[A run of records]
........
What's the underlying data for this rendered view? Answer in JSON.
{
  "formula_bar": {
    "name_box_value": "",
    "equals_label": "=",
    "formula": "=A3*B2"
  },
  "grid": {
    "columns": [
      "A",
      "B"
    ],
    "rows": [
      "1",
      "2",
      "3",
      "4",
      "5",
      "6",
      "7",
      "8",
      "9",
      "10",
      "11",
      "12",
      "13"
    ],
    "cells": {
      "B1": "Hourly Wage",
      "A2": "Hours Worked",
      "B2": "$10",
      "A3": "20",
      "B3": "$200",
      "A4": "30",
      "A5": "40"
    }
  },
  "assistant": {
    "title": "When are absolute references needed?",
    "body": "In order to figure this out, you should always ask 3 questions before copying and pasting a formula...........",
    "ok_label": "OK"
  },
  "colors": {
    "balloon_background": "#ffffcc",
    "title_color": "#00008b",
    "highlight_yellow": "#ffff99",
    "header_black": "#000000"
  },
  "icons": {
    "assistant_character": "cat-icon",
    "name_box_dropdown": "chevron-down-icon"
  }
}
........
WRITTEN PROBLEM
Repeat the data precisely, reproducing every entry.

EXERCISE OUTPUT
What's the underlying data for this rendered view? Answer in JSON.
{
  "formula_bar": {
    "name_box_value": "",
    "equals_label": "=",
    "formula": "=A3*B2"
  },
  "grid": {
    "columns": [
      "A",
      "B"
    ],
    "rows": [
      "1",
      "2",
      "3",
      "4",
      "5",
      "6",
      "7",
      "8",
      "9",
      "10",
      "11",
      "12",
      "13"
    ],
    "cells": {
      "B1": "Hourly Wage",
      "A2": "Hours Worked",
      "B2": "$10",
      "A3": "20",
      "B3": "$200",
      "A4": "30",
      "A5": "40"
    }
  },
  "assistant": {
    "title": "When are absolute references needed?",
    "body": "In order to figure this out, you should always ask 3 questions before copying and pasting a formula...........",
    "ok_label": "OK"
  },
  "colors": {
    "balloon_background": "#ffffcc",
    "title_color": "#00008b",
    "highlight_yellow": "#ffff99",
    "header_black": "#000000"
  },
  "icons": {
    "assistant_character": "cat-icon",
    "name_box_dropdown": "chevron-down-icon"
  }
}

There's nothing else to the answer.